TASK TO CARRY OUT
Keep only those lines of the records that include the string "после".

THE INPUT
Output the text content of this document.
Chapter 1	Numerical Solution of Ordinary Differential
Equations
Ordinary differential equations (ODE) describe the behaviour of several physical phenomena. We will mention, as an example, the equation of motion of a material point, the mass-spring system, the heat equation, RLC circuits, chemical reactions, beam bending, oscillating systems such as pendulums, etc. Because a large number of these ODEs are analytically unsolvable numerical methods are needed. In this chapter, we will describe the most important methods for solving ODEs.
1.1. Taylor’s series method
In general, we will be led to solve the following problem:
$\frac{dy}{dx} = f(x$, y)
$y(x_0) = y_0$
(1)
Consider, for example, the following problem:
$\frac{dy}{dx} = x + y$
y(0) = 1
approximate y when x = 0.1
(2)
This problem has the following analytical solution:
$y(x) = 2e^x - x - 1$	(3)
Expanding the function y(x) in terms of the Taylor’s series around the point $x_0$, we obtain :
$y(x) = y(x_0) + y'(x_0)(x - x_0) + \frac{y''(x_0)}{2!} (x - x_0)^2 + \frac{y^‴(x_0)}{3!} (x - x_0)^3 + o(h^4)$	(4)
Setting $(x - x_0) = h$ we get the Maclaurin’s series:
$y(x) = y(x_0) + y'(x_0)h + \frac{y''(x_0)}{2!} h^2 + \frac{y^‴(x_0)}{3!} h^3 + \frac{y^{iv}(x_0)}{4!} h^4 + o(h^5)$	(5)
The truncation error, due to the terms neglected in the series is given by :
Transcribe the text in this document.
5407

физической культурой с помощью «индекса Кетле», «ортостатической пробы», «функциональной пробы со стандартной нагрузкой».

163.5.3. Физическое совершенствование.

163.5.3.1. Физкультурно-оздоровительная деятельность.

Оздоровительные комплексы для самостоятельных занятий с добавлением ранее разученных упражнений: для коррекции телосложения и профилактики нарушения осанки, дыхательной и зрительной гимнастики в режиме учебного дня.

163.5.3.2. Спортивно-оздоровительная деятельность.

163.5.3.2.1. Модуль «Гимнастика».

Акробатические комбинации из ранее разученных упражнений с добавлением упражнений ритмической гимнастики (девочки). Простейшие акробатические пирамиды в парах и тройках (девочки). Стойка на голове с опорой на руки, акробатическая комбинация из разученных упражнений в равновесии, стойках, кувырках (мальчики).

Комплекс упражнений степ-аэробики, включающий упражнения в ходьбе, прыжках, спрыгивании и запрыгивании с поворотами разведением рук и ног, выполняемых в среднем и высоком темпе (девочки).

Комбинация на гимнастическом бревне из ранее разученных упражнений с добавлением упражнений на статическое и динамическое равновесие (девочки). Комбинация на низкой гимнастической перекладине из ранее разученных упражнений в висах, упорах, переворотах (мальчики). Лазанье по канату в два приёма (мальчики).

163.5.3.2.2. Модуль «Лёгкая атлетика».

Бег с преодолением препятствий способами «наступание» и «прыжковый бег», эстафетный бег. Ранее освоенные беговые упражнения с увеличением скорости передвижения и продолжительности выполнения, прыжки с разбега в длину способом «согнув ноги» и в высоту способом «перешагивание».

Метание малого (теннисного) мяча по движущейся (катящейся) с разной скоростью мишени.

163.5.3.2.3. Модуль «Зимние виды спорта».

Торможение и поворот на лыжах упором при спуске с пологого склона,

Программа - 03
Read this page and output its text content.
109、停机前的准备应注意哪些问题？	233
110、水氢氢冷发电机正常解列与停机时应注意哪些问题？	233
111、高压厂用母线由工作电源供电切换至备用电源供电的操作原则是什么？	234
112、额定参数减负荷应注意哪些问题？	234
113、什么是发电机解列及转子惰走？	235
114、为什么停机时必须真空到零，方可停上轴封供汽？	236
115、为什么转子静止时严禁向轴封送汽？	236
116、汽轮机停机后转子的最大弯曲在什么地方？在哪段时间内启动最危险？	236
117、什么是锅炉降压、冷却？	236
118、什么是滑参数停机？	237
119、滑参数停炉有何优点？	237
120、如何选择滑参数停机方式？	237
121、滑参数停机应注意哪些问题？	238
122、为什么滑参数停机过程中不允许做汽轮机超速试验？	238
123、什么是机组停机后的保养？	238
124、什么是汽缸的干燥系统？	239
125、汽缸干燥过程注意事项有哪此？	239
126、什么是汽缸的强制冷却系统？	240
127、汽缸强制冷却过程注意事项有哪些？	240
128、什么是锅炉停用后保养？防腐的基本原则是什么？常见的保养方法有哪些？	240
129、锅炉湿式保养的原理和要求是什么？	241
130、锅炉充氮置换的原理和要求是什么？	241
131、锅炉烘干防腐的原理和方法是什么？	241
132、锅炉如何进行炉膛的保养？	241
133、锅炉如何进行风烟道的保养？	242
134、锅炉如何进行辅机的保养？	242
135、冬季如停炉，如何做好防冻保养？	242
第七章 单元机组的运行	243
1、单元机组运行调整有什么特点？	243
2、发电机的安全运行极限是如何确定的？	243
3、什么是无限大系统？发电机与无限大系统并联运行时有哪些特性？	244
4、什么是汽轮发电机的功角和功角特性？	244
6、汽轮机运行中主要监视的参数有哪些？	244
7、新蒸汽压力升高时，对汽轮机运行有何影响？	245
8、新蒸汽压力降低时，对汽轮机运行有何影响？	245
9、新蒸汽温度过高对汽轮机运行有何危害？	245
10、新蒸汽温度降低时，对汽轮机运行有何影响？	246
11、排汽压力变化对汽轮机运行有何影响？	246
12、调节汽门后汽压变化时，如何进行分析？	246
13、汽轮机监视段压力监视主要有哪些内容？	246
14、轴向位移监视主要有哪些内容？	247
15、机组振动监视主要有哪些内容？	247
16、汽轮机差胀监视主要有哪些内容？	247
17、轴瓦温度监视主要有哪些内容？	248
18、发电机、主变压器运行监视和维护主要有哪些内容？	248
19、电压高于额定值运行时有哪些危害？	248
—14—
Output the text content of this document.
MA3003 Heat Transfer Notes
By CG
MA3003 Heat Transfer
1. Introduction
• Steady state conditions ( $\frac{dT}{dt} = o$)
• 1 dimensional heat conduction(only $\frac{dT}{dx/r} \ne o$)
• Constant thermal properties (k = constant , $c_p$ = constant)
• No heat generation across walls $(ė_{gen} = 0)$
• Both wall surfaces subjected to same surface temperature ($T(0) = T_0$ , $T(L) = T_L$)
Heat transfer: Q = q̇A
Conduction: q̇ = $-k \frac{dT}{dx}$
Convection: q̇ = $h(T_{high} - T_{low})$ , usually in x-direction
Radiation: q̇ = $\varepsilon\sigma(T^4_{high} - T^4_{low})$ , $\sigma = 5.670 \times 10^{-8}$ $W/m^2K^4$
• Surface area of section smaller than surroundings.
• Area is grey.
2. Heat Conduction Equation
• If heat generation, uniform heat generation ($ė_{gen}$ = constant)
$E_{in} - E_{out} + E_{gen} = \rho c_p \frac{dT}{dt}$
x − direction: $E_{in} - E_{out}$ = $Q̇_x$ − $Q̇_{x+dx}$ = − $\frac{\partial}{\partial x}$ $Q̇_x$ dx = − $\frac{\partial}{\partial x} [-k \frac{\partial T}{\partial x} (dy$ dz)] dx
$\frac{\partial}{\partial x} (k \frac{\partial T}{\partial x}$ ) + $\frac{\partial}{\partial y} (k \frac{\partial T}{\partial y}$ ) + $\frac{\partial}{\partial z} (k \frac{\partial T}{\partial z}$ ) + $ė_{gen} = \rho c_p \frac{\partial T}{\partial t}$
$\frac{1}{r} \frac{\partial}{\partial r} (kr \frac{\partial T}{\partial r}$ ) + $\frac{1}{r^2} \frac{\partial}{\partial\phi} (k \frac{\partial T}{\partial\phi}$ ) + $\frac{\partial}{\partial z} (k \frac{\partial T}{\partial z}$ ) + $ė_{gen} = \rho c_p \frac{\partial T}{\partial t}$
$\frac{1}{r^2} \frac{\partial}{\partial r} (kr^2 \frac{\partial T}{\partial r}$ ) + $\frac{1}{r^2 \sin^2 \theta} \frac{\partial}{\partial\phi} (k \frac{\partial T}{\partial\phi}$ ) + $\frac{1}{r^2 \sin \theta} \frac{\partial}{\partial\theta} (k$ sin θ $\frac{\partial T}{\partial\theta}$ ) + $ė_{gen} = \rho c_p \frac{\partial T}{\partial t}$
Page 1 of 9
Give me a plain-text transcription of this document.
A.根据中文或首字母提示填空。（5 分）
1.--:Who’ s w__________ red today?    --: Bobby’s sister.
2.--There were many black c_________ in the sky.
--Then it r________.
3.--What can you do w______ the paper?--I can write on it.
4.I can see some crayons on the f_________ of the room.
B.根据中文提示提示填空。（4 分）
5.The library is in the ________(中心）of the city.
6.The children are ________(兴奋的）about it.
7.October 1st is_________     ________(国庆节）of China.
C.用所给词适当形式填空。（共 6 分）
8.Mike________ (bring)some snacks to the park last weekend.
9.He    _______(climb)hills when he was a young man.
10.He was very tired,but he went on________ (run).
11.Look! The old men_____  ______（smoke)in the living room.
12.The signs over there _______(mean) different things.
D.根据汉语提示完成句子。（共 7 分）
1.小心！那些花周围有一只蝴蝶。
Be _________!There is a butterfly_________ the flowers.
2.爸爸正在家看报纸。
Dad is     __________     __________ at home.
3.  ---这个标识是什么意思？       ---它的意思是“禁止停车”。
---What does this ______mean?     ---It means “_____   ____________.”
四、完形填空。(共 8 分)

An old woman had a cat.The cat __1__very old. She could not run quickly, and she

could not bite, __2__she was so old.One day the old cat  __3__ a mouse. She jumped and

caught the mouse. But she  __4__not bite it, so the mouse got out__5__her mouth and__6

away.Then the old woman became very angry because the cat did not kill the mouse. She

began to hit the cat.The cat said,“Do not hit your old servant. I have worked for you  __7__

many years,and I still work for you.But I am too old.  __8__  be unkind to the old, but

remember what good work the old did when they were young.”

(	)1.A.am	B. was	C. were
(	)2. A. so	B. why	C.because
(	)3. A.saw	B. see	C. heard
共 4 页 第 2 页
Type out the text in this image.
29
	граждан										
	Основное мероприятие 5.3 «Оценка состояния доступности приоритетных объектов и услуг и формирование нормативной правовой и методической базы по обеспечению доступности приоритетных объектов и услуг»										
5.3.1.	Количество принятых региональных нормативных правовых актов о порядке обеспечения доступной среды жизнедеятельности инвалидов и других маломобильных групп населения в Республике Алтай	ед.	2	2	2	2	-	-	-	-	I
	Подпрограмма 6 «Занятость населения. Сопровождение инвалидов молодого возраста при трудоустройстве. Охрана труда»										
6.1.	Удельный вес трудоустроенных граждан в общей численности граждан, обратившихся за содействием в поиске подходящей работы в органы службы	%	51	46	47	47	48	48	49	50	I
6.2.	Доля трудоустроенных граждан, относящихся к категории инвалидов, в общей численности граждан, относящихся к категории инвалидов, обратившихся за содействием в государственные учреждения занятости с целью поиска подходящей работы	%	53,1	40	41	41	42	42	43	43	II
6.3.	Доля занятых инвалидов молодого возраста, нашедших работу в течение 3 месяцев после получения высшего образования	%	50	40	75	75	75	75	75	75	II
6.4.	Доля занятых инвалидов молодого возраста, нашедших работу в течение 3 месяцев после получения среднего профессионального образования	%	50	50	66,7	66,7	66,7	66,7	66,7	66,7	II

TASK ANSWER
6.3.	Доля занятых инвалидов молодого возраста, нашедших работу в течение 3 месяцев после получения высшего образования	%	50	40	75	75	75	75	75	75	II
6.4.	Доля занятых инвалидов молодого возраста, нашедших работу в течение 3 месяцев после получения среднего профессионального образования	%	50	50	66,7	66,7	66,7	66,7	66,7	66,7	II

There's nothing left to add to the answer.